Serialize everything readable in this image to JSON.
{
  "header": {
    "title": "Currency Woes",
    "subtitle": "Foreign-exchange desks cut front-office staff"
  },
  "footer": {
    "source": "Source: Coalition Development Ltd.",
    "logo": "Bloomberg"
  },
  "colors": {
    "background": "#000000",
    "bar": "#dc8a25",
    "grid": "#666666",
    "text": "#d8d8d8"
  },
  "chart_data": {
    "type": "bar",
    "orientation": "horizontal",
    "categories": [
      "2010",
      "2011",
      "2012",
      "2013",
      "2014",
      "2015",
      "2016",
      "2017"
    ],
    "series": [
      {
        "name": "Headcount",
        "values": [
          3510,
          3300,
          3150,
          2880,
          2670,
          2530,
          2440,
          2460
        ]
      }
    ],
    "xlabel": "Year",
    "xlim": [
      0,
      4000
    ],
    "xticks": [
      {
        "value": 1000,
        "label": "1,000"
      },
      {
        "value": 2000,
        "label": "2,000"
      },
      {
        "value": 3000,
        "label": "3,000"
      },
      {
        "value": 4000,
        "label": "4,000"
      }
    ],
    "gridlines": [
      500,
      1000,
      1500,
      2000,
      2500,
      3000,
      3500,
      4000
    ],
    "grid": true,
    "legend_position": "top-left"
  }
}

...

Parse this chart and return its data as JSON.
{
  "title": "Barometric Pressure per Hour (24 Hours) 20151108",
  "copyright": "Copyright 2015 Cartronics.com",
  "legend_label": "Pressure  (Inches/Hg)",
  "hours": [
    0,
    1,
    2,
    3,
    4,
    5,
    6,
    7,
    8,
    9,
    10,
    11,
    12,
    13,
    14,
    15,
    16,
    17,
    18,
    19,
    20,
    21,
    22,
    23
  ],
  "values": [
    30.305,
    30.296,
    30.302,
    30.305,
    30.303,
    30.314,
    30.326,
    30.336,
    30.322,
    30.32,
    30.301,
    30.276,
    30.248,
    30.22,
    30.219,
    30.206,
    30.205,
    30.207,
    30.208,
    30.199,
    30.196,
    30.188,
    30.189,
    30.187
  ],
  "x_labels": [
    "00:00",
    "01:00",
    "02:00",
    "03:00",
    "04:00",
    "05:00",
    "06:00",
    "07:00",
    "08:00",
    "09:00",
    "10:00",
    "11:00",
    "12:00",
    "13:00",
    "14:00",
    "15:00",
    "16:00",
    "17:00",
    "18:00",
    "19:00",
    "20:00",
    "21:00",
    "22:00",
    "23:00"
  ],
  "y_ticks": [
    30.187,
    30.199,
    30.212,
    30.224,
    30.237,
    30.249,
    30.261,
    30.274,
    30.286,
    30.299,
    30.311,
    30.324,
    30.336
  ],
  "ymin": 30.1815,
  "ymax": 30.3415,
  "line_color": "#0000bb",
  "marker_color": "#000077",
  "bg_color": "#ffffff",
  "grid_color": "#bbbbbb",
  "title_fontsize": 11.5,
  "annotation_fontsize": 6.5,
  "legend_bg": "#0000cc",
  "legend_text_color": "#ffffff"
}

■ **WORK TO BE COMPLETED**: Determine how many lines of the listing hold the word "Pressure" and reply with that figure alone.

■ **OUTPUT OF THE TASK**: 2